▸ Given task
Go through the material below and copy each line where the word "Environment" appears.

╭─ Entries supplied

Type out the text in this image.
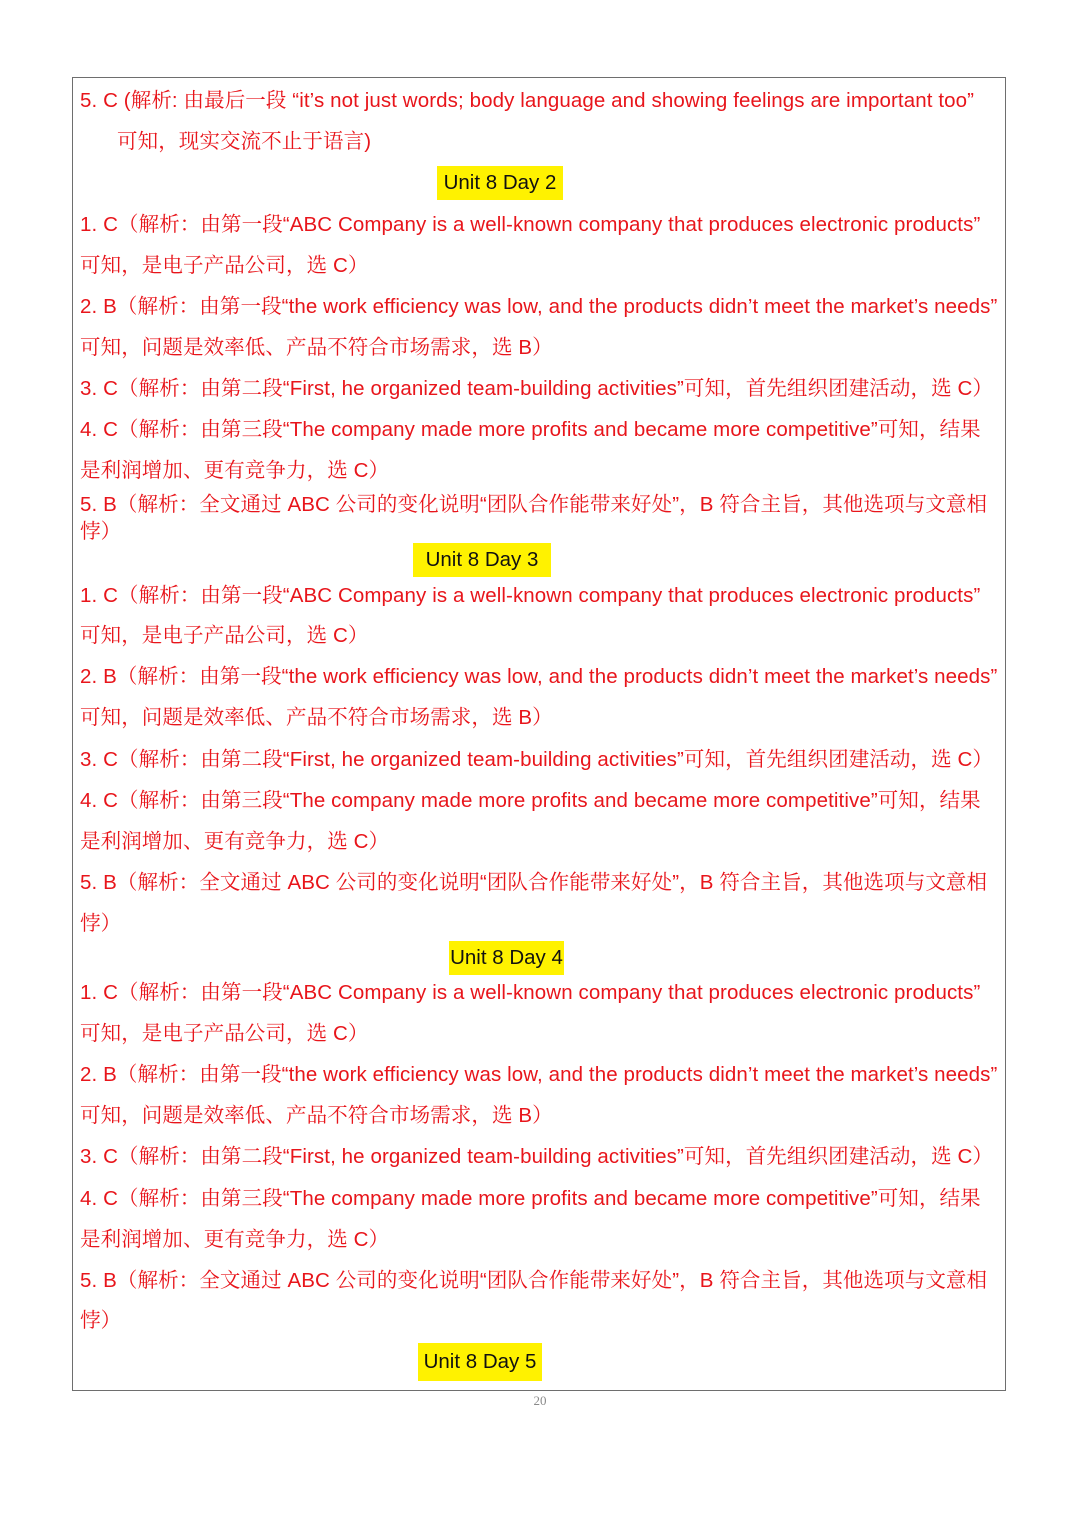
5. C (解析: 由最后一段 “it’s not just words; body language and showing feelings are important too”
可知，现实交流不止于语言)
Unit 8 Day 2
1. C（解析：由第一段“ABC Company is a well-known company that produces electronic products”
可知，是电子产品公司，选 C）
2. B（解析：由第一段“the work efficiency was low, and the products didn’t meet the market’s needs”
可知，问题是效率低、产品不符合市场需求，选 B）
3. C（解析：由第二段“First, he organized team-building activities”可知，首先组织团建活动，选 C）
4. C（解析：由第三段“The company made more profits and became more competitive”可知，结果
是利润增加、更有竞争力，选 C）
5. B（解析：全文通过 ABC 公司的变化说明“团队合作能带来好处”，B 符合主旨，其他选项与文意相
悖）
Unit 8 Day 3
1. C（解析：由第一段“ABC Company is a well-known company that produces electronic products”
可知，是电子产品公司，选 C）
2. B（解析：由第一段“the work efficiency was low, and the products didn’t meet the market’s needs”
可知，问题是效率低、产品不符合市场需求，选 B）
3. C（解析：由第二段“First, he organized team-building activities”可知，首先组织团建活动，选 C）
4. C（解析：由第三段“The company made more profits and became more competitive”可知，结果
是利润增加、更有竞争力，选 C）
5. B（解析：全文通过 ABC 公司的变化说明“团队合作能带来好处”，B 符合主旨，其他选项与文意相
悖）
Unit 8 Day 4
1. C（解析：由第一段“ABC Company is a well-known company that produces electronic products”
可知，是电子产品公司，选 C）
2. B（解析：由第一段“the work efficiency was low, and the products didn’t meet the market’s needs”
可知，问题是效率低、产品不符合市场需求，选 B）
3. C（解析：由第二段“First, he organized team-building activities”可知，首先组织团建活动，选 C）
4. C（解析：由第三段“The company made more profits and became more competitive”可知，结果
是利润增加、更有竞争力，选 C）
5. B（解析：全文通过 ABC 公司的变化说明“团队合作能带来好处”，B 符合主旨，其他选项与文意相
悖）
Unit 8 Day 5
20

╰─
╭─ Entries supplied

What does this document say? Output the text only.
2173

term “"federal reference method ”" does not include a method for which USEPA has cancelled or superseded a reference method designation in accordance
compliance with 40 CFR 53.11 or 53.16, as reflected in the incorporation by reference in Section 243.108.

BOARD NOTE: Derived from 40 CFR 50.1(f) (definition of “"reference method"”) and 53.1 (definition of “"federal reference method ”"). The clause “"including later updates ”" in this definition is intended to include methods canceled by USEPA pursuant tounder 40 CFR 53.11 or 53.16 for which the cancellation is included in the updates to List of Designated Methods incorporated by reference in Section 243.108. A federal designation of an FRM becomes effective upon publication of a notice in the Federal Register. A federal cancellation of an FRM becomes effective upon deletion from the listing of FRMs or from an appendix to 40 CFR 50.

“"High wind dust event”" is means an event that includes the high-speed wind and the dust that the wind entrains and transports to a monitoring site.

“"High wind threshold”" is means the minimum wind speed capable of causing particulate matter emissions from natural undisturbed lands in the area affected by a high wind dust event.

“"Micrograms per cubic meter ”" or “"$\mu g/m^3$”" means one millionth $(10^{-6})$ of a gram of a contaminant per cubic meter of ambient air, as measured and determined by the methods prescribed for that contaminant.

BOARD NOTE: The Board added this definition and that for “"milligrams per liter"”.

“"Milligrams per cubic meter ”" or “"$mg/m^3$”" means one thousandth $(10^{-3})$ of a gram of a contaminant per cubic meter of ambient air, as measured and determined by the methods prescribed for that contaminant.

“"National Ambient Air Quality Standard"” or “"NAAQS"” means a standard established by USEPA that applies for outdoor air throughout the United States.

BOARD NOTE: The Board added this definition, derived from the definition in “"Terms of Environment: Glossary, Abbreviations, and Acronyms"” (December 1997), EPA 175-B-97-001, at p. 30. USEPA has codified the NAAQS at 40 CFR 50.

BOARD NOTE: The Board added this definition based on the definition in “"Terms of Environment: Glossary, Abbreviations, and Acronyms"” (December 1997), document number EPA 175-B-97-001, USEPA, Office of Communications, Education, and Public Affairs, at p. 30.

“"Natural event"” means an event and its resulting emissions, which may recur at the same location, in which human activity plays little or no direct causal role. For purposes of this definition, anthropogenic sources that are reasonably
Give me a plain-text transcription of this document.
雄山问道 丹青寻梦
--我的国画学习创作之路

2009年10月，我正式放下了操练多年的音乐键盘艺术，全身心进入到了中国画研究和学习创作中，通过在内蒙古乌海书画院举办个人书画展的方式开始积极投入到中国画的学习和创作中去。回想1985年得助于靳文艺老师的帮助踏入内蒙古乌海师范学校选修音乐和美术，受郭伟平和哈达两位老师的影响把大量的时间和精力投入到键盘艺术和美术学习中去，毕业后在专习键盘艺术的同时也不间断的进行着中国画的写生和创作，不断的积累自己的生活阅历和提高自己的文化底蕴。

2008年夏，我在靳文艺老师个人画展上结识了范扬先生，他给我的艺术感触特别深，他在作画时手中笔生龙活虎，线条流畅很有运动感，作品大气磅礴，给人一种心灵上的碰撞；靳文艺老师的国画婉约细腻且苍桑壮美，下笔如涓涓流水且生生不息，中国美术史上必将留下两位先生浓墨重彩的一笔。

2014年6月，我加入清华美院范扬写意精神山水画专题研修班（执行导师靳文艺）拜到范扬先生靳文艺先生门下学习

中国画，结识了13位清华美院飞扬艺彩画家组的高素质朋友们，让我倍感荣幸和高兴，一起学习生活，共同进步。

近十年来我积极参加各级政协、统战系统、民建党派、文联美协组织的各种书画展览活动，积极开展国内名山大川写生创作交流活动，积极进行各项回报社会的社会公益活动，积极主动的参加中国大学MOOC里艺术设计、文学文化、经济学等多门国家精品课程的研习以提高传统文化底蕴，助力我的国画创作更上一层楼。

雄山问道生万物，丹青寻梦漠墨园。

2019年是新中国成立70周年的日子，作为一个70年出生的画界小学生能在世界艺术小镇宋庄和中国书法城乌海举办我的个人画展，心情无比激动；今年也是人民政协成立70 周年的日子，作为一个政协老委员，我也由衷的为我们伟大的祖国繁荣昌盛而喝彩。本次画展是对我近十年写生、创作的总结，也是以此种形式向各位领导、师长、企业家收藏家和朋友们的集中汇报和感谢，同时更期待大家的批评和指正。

╰─

▸ The result
BOARD NOTE: The Board added this definition, derived from the definition in “"Terms of Environment: Glossary, Abbreviations, and Acronyms"” (December 1997), EPA 175-B-97-001, at p. 30. USEPA has codified the NAAQS at 40 CFR 50.
BOARD NOTE: The Board added this definition based on the definition in “"Terms of Environment: Glossary, Abbreviations, and Acronyms"” (December 1997), document number EPA 175-B-97-001, USEPA, Office of Communications, Education, and Public Affairs, at p. 30.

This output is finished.